Pull out every line below that contains the word "Rate".

##########

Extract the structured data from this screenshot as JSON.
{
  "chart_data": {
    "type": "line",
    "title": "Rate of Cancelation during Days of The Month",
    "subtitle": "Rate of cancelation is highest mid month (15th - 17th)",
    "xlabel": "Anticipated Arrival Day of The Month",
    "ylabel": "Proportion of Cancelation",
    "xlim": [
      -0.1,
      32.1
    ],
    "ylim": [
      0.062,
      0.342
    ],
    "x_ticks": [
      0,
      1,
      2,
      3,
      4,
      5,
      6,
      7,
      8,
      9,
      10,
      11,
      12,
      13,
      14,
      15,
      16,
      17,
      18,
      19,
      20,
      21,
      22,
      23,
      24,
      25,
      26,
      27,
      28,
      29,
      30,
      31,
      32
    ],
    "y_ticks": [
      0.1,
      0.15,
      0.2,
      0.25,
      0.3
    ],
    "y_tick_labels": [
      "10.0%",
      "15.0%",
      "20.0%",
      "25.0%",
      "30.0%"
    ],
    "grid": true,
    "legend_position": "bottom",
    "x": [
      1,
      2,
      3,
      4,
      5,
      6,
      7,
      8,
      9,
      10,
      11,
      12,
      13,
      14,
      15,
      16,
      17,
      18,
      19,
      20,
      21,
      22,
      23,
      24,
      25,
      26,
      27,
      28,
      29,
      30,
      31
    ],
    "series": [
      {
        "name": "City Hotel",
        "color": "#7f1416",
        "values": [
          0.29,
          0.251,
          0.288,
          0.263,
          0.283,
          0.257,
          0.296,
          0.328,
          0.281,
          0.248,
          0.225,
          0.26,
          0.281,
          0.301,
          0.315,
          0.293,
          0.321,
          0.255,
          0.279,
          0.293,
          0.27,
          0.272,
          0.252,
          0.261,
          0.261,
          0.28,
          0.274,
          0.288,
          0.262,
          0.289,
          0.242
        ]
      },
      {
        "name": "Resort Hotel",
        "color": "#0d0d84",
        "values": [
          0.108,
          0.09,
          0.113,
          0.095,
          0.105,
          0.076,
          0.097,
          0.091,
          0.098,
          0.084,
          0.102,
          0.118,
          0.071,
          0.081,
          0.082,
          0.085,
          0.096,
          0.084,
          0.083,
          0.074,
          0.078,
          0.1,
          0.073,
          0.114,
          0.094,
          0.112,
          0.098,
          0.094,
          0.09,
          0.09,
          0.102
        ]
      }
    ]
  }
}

##########

SOLUTION TO THIS TASK.
    "title": "Rate of Cancelation during Days of The Month",
    "subtitle": "Rate of cancelation is highest mid month (15th - 17th)",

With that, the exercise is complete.